● TRECHO PARA LEITURA
- - - - - - -
Relatório acusa abusos graves de todos os lados no Mali
Um novo relatório da Human Rights Watch reacende a pressão sobre o conflito no Mali ao apontar que todos os principais atores armados envolvidos na violência recente cometeram violações graves contra civis. A organização afirma que jihadistas ligados à Al-Qaeda, forças do exército malinês e aliados russos atuaram com brutalidade antes e depois dos ataques de abril que abalaram o país da África Ocidental.
Segundo o levantamento, a população civil voltou a ficar no centro da crise, exposta a assassinatos, desaparecimentos, detenções arbitrárias e outros abusos em diferentes frentes do conflito. Em vez de proteção, muitos moradores teriam encontrado mais medo, deslocamento e restrições à vida cotidiana nas regiões atingidas.
- - - - - - -
● TAREFAS A REALIZAR
• a. Responda, com base no trecho sobre o Mali:
(i) Qual organização divulgou o novo relatório?
(ii) Em que mês ocorreram os ataques que abalaram o país?
(iii) Além de assassinatos e desaparecimentos, que outro abuso contra civis é mencionado?
• b. Redija a continuação do trecho sobre o Mali, prosseguindo a partir de sua última frase.
As linhas apresentadas adiante não guardam relação com o trecho sobre o Mali.
- - - - - - -
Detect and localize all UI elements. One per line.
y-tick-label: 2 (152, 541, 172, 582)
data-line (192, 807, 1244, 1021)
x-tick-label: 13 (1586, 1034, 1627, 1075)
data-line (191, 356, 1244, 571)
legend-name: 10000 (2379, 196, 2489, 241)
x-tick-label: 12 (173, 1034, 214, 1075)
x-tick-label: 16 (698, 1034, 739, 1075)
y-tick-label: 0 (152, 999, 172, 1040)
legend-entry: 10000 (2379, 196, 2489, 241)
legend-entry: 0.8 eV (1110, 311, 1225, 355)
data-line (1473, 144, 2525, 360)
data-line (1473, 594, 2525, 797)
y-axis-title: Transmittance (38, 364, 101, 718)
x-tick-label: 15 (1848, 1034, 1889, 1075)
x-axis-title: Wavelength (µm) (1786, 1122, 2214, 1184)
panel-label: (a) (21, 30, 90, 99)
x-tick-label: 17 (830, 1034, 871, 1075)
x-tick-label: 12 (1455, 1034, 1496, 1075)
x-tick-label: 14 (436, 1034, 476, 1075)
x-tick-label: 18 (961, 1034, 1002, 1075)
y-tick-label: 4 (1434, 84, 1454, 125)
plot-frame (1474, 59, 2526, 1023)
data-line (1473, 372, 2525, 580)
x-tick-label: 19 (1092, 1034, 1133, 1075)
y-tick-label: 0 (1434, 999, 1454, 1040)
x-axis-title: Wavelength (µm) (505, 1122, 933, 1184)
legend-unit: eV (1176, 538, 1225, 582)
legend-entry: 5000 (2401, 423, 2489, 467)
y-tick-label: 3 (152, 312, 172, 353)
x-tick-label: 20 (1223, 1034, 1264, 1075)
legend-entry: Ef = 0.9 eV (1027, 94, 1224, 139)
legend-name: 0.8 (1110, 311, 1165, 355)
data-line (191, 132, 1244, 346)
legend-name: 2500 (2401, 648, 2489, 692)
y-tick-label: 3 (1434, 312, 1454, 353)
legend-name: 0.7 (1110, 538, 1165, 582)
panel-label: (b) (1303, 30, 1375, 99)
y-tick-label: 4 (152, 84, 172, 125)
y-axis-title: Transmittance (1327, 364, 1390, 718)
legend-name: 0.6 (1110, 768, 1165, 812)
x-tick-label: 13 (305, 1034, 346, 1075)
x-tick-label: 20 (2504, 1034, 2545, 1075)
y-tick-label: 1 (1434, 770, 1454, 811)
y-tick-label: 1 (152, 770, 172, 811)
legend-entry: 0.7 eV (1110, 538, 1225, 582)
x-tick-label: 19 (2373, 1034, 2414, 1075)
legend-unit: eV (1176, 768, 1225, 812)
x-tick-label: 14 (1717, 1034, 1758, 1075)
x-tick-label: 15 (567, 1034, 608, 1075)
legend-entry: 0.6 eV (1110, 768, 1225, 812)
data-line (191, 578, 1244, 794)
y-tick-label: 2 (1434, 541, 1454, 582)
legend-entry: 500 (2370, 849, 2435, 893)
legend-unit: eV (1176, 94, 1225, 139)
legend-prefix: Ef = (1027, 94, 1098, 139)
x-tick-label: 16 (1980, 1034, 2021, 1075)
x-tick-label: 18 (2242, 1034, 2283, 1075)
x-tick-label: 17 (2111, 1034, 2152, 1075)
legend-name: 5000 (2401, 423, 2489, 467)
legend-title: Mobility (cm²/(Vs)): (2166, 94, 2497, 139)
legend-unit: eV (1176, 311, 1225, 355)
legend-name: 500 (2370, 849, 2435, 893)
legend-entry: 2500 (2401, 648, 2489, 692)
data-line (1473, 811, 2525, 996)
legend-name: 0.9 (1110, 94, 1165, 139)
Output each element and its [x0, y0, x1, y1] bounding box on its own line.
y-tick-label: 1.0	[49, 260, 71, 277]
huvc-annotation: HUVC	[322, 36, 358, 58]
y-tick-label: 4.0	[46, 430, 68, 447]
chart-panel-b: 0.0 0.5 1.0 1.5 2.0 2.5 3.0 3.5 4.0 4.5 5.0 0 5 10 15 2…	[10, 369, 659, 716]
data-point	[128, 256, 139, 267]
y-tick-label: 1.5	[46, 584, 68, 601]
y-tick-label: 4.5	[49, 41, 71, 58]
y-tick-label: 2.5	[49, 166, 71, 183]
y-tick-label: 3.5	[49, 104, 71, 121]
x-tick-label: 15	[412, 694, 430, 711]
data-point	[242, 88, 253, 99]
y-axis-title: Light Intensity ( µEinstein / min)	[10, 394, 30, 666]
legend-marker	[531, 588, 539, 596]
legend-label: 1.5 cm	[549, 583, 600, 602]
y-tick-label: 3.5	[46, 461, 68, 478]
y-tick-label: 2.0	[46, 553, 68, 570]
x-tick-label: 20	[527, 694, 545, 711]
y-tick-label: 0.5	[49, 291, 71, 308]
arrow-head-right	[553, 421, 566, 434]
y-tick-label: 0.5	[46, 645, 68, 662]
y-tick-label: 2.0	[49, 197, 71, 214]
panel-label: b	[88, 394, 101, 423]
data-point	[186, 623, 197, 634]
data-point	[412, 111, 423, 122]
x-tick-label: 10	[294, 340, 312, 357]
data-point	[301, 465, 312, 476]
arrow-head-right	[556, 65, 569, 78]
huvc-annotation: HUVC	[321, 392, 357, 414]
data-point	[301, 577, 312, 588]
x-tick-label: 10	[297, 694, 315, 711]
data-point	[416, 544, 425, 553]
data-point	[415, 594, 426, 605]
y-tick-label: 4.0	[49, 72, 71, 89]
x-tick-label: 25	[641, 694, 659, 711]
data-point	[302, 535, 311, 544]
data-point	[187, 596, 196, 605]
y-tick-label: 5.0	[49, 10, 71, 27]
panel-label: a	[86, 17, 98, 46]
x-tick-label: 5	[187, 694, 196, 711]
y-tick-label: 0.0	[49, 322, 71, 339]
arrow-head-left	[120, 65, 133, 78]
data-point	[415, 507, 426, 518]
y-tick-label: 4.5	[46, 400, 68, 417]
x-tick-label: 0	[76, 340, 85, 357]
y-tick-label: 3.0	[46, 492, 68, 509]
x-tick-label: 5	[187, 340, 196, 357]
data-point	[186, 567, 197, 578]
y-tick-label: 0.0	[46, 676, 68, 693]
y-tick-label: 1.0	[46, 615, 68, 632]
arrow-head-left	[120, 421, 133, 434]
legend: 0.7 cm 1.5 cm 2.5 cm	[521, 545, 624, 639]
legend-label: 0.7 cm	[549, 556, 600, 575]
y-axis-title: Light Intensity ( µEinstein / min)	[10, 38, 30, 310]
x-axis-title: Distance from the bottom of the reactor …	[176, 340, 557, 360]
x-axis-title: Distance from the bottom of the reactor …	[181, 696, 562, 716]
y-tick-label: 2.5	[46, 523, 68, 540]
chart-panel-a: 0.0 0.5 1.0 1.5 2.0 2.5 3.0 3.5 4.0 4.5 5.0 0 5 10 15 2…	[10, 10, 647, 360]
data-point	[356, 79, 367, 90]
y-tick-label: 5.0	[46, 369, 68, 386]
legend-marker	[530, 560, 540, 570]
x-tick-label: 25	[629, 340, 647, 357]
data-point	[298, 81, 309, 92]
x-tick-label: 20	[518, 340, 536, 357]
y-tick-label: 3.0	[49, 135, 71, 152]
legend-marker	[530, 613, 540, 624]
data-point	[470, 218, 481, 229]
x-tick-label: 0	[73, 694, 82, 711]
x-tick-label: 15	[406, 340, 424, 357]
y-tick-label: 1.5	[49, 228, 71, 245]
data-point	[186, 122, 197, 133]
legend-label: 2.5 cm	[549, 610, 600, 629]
- - - - - - -
● RESPOSTAS NUMERADAS
• a.
(i) A Human Rights Watch.
(ii) Em abril.
(iii) Detenções arbitrárias.

• b.
O relatório também sugere que a escalada de violência tem ampliado o ciclo de represálias e dificultado qualquer perspectiva de estabilidade. Ao responsabilizar todos os lados, a entidade busca chamar atenção para o fato de que a disputa armada no Mali não está afetando apenas combatentes, mas comunidades inteiras que vivem sob risco permanente.
Para observadores internacionais, o quadro reforça a urgência de investigações independentes e de mecanismos de proteção à população civil. Sem responsabilização clara, a tendência é que abusos semelhantes se repitam, aprofundando a crise humanitária e política em um dos países mais instáveis do Sahel.